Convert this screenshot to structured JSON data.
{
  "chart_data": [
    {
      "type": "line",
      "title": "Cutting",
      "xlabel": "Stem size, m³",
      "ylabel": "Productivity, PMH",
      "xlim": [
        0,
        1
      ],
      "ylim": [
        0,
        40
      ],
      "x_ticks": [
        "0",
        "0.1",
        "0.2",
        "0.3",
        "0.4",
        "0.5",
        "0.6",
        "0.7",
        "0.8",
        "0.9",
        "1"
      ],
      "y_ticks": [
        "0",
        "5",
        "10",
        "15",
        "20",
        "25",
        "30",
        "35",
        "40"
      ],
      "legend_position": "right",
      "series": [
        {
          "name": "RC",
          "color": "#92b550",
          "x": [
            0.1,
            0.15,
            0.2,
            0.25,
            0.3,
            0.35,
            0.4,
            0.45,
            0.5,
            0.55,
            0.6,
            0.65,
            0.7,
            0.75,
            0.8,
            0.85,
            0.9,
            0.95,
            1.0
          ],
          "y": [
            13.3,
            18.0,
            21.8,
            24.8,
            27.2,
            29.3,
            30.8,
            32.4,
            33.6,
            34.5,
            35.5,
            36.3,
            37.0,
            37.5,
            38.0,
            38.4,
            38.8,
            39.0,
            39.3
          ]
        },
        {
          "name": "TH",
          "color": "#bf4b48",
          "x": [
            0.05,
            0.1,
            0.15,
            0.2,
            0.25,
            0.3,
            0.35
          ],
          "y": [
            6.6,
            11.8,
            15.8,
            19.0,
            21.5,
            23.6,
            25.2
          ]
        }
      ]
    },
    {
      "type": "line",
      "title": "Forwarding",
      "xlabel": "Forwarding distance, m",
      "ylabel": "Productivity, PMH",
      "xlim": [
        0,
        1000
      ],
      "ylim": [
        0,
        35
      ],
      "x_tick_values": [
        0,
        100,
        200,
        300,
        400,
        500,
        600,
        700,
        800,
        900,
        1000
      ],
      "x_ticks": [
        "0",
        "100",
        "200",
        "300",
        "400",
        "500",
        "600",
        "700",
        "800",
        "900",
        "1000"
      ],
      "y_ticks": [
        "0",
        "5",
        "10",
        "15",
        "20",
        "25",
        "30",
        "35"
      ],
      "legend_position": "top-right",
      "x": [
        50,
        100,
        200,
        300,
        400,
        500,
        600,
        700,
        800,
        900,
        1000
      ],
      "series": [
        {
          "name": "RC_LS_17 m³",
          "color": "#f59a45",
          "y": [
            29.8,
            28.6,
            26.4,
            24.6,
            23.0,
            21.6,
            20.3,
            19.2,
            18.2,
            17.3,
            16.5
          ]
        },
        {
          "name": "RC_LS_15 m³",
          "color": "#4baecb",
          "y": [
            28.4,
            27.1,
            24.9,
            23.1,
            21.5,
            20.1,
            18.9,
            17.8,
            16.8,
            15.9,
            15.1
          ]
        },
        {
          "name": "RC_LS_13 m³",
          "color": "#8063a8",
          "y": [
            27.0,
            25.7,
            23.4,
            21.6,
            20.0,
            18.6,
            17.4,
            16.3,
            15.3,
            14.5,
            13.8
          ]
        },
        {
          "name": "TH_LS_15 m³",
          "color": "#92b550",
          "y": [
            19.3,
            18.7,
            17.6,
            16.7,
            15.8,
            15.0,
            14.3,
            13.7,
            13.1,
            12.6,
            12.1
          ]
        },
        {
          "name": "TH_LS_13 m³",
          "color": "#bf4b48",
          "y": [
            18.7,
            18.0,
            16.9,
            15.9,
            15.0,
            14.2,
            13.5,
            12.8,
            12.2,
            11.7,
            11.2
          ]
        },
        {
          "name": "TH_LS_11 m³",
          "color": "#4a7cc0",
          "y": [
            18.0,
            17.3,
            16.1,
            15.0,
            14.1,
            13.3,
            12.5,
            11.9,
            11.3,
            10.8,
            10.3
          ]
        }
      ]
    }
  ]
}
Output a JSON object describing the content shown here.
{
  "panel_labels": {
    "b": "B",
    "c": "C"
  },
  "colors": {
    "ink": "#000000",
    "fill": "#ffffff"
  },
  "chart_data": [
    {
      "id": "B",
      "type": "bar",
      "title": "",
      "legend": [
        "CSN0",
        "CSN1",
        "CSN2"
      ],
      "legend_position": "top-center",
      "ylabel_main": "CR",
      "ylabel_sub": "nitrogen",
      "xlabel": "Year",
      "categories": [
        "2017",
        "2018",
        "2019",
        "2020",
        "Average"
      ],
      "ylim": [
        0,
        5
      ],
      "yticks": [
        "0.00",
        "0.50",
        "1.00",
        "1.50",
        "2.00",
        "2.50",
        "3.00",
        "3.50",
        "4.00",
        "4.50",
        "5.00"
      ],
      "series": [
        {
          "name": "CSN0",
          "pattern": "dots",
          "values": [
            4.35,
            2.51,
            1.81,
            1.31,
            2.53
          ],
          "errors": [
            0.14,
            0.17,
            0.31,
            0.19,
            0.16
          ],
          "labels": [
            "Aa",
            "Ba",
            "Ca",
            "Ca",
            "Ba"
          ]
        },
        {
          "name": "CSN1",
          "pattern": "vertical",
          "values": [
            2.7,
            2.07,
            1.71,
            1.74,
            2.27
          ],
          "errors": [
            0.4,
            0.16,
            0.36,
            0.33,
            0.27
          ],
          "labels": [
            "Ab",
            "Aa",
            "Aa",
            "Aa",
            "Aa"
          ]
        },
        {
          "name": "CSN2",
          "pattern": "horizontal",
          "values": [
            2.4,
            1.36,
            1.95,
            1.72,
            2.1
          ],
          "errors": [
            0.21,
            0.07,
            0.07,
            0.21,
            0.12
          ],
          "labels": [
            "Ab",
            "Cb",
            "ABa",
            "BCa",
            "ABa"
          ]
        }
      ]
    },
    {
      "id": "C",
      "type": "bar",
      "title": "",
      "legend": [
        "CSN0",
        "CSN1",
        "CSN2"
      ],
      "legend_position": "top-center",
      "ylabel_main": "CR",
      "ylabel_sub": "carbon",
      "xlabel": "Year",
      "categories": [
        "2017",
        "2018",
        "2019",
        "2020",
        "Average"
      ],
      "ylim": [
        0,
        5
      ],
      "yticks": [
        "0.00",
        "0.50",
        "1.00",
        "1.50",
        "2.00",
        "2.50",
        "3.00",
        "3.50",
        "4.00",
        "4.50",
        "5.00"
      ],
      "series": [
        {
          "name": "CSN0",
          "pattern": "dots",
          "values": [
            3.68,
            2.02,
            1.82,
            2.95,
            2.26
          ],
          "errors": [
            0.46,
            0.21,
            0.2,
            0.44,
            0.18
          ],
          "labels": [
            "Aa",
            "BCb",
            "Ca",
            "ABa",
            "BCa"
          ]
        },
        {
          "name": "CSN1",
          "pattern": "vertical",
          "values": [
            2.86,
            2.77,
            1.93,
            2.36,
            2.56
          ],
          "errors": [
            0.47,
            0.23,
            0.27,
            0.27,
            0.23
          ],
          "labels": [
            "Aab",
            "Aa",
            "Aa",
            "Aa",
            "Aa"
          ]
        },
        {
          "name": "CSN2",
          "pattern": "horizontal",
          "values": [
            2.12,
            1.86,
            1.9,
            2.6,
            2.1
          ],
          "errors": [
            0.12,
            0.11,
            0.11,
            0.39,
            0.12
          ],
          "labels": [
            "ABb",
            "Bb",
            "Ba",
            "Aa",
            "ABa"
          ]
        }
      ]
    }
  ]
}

• Your task
The records above should be repeated in full, exactly as given.

• Exercise response
Convert this screenshot to structured JSON data.
{
  "chart_data": [
    {
      "type": "line",
      "title": "Cutting",
      "xlabel": "Stem size, m³",
      "ylabel": "Productivity, PMH",
      "xlim": [
        0,
        1
      ],
      "ylim": [
        0,
        40
      ],
      "x_ticks": [
        "0",
        "0.1",
        "0.2",
        "0.3",
        "0.4",
        "0.5",
        "0.6",
        "0.7",
        "0.8",
        "0.9",
        "1"
      ],
      "y_ticks": [
        "0",
        "5",
        "10",
        "15",
        "20",
        "25",
        "30",
        "35",
        "40"
      ],
      "legend_position": "right",
      "series": [
        {
          "name": "RC",
          "color": "#92b550",
          "x": [
            0.1,
            0.15,
            0.2,
            0.25,
            0.3,
            0.35,
            0.4,
            0.45,
            0.5,
            0.55,
            0.6,
            0.65,
            0.7,
            0.75,
            0.8,
            0.85,
            0.9,
            0.95,
            1.0
          ],
          "y": [
            13.3,
            18.0,
            21.8,
            24.8,
            27.2,
            29.3,
            30.8,
            32.4,
            33.6,
            34.5,
            35.5,
            36.3,
            37.0,
            37.5,
            38.0,
            38.4,
            38.8,
            39.0,
            39.3
          ]
        },
        {
          "name": "TH",
          "color": "#bf4b48",
          "x": [
            0.05,
            0.1,
            0.15,
            0.2,
            0.25,
            0.3,
            0.35
          ],
          "y": [
            6.6,
            11.8,
            15.8,
            19.0,
            21.5,
            23.6,
            25.2
          ]
        }
      ]
    },
    {
      "type": "line",
      "title": "Forwarding",
      "xlabel": "Forwarding distance, m",
      "ylabel": "Productivity, PMH",
      "xlim": [
        0,
        1000
      ],
      "ylim": [
        0,
        35
      ],
      "x_tick_values": [
        0,
        100,
        200,
        300,
        400,
        500,
        600,
        700,
        800,
        900,
        1000
      ],
      "x_ticks": [
        "0",
        "100",
        "200",
        "300",
        "400",
        "500",
        "600",
        "700",
        "800",
        "900",
        "1000"
      ],
      "y_ticks": [
        "0",
        "5",
        "10",
        "15",
        "20",
        "25",
        "30",
        "35"
      ],
      "legend_position": "top-right",
      "x": [
        50,
        100,
        200,
        300,
        400,
        500,
        600,
        700,
        800,
        900,
        1000
      ],
      "series": [
        {
          "name": "RC_LS_17 m³",
          "color": "#f59a45",
          "y": [
            29.8,
            28.6,
            26.4,
            24.6,
            23.0,
            21.6,
            20.3,
            19.2,
            18.2,
            17.3,
            16.5
          ]
        },
        {
          "name": "RC_LS_15 m³",
          "color": "#4baecb",
          "y": [
            28.4,
            27.1,
            24.9,
            23.1,
            21.5,
            20.1,
            18.9,
            17.8,
            16.8,
            15.9,
            15.1
          ]
        },
        {
          "name": "RC_LS_13 m³",
          "color": "#8063a8",
          "y": [
            27.0,
            25.7,
            23.4,
            21.6,
            20.0,
            18.6,
            17.4,
            16.3,
            15.3,
            14.5,
            13.8
          ]
        },
        {
          "name": "TH_LS_15 m³",
          "color": "#92b550",
          "y": [
            19.3,
            18.7,
            17.6,
            16.7,
            15.8,
            15.0,
            14.3,
            13.7,
            13.1,
            12.6,
            12.1
          ]
        },
        {
          "name": "TH_LS_13 m³",
          "color": "#bf4b48",
          "y": [
            18.7,
            18.0,
            16.9,
            15.9,
            15.0,
            14.2,
            13.5,
            12.8,
            12.2,
            11.7,
            11.2
          ]
        },
        {
          "name": "TH_LS_11 m³",
          "color": "#4a7cc0",
          "y": [
            18.0,
            17.3,
            16.1,
            15.0,
            14.1,
            13.3,
            12.5,
            11.9,
            11.3,
            10.8,
            10.3
          ]
        }
      ]
    }
  ]
}
Output a JSON object describing the content shown here.
{
  "panel_labels": {
    "b": "B",
    "c": "C"
  },
  "colors": {
    "ink": "#000000",
    "fill": "#ffffff"
  },
  "chart_data": [
    {
      "id": "B",
      "type": "bar",
      "title": "",
      "legend": [
        "CSN0",
        "CSN1",
        "CSN2"
      ],
      "legend_position": "top-center",
      "ylabel_main": "CR",
      "ylabel_sub": "nitrogen",
      "xlabel": "Year",
      "categories": [
        "2017",
        "2018",
        "2019",
        "2020",
        "Average"
      ],
      "ylim": [
        0,
        5
      ],
      "yticks": [
        "0.00",
        "0.50",
        "1.00",
        "1.50",
        "2.00",
        "2.50",
        "3.00",
        "3.50",
        "4.00",
        "4.50",
        "5.00"
      ],
      "series": [
        {
          "name": "CSN0",
          "pattern": "dots",
          "values": [
            4.35,
            2.51,
            1.81,
            1.31,
            2.53
          ],
          "errors": [
            0.14,
            0.17,
            0.31,
            0.19,
            0.16
          ],
          "labels": [
            "Aa",
            "Ba",
            "Ca",
            "Ca",
            "Ba"
          ]
        },
        {
          "name": "CSN1",
          "pattern": "vertical",
          "values": [
            2.7,
            2.07,
            1.71,
            1.74,
            2.27
          ],
          "errors": [
            0.4,
            0.16,
            0.36,
            0.33,
            0.27
          ],
          "labels": [
            "Ab",
            "Aa",
            "Aa",
            "Aa",
            "Aa"
          ]
        },
        {
          "name": "CSN2",
          "pattern": "horizontal",
          "values": [
            2.4,
            1.36,
            1.95,
            1.72,
            2.1
          ],
          "errors": [
            0.21,
            0.07,
            0.07,
            0.21,
            0.12
          ],
          "labels": [
            "Ab",
            "Cb",
            "ABa",
            "BCa",
            "ABa"
          ]
        }
      ]
    },
    {
      "id": "C",
      "type": "bar",
      "title": "",
      "legend": [
        "CSN0",
        "CSN1",
        "CSN2"
      ],
      "legend_position": "top-center",
      "ylabel_main": "CR",
      "ylabel_sub": "carbon",
      "xlabel": "Year",
      "categories": [
        "2017",
        "2018",
        "2019",
        "2020",
        "Average"
      ],
      "ylim": [
        0,
        5
      ],
      "yticks": [
        "0.00",
        "0.50",
        "1.00",
        "1.50",
        "2.00",
        "2.50",
        "3.00",
        "3.50",
        "4.00",
        "4.50",
        "5.00"
      ],
      "series": [
        {
          "name": "CSN0",
          "pattern": "dots",
          "values": [
            3.68,
            2.02,
            1.82,
            2.95,
            2.26
          ],
          "errors": [
            0.46,
            0.21,
            0.2,
            0.44,
            0.18
          ],
          "labels": [
            "Aa",
            "BCb",
            "Ca",
            "ABa",
            "BCa"
          ]
        },
        {
          "name": "CSN1",
          "pattern": "vertical",
          "values": [
            2.86,
            2.77,
            1.93,
            2.36,
            2.56
          ],
          "errors": [
            0.47,
            0.23,
            0.27,
            0.27,
            0.23
          ],
          "labels": [
            "Aab",
            "Aa",
            "Aa",
            "Aa",
            "Aa"
          ]
        },
        {
          "name": "CSN2",
          "pattern": "horizontal",
          "values": [
            2.12,
            1.86,
            1.9,
            2.6,
            2.1
          ],
          "errors": [
            0.12,
            0.11,
            0.11,
            0.39,
            0.12
          ],
          "labels": [
            "ABb",
            "Bb",
            "Ba",
            "Aa",
            "ABa"
          ]
        }
      ]
    }
  ]
}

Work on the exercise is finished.